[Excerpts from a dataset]
========================================
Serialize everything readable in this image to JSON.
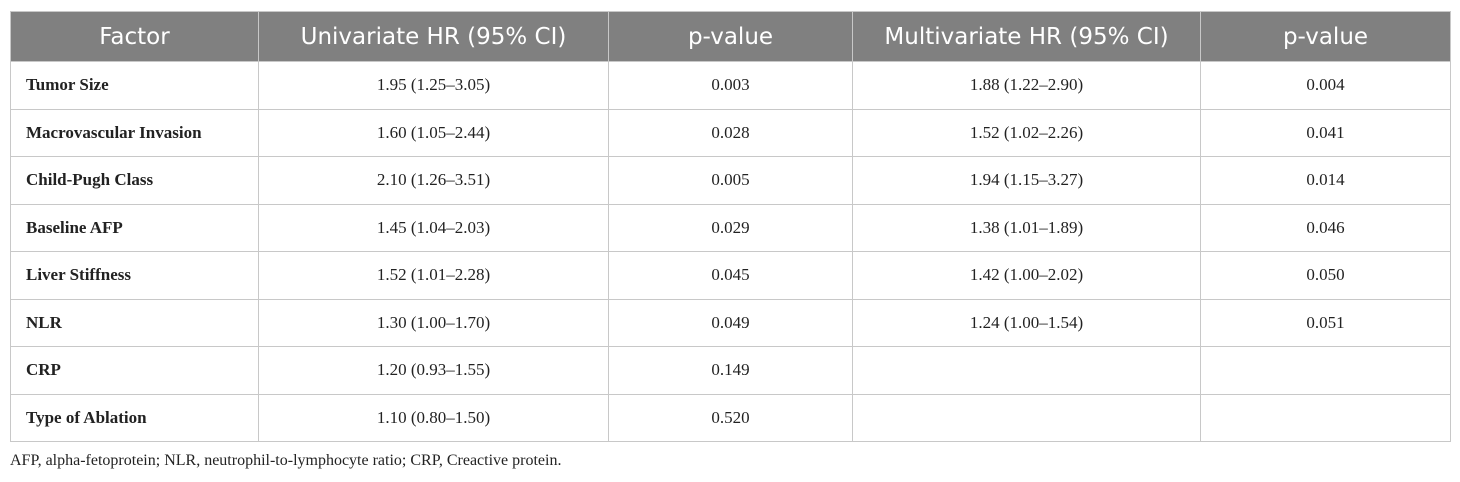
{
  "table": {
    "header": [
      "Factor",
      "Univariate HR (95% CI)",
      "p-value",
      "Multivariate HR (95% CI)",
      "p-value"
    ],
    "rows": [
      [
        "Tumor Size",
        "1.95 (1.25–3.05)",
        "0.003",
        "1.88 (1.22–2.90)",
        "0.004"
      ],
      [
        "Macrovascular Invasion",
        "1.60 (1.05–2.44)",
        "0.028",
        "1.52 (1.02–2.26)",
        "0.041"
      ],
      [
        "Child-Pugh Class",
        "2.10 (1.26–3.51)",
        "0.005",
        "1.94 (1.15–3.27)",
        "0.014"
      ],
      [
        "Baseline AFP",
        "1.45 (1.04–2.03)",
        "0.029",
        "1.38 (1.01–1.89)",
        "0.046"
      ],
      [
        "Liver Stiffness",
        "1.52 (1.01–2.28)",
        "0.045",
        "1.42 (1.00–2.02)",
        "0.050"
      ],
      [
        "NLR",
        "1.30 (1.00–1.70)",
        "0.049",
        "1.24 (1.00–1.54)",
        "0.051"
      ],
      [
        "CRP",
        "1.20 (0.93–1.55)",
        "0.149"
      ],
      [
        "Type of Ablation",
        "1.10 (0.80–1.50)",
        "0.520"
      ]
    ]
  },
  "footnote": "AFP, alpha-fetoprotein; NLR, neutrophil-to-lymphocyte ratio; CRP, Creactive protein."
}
========================================
*Work instruction*:
Transcribe all of the entries word for word, but skip any pictures they contain.

*Result of the task*:
Serialize everything readable in this image to JSON.
{
  "table": {
    "header": [
      "Factor",
      "Univariate HR (95% CI)",
      "p-value",
      "Multivariate HR (95% CI)",
      "p-value"
    ],
    "rows": [
      [
        "Tumor Size",
        "1.95 (1.25–3.05)",
        "0.003",
        "1.88 (1.22–2.90)",
        "0.004"
      ],
      [
        "Macrovascular Invasion",
        "1.60 (1.05–2.44)",
        "0.028",
        "1.52 (1.02–2.26)",
        "0.041"
      ],
      [
        "Child-Pugh Class",
        "2.10 (1.26–3.51)",
        "0.005",
        "1.94 (1.15–3.27)",
        "0.014"
      ],
      [
        "Baseline AFP",
        "1.45 (1.04–2.03)",
        "0.029",
        "1.38 (1.01–1.89)",
        "0.046"
      ],
      [
        "Liver Stiffness",
        "1.52 (1.01–2.28)",
        "0.045",
        "1.42 (1.00–2.02)",
        "0.050"
      ],
      [
        "NLR",
        "1.30 (1.00–1.70)",
        "0.049",
        "1.24 (1.00–1.54)",
        "0.051"
      ],
      [
        "CRP",
        "1.20 (0.93–1.55)",
        "0.149"
      ],
      [
        "Type of Ablation",
        "1.10 (0.80–1.50)",
        "0.520"
      ]
    ]
  },
  "footnote": "AFP, alpha-fetoprotein; NLR, neutrophil-to-lymphocyte ratio; CRP, Creactive protein."
}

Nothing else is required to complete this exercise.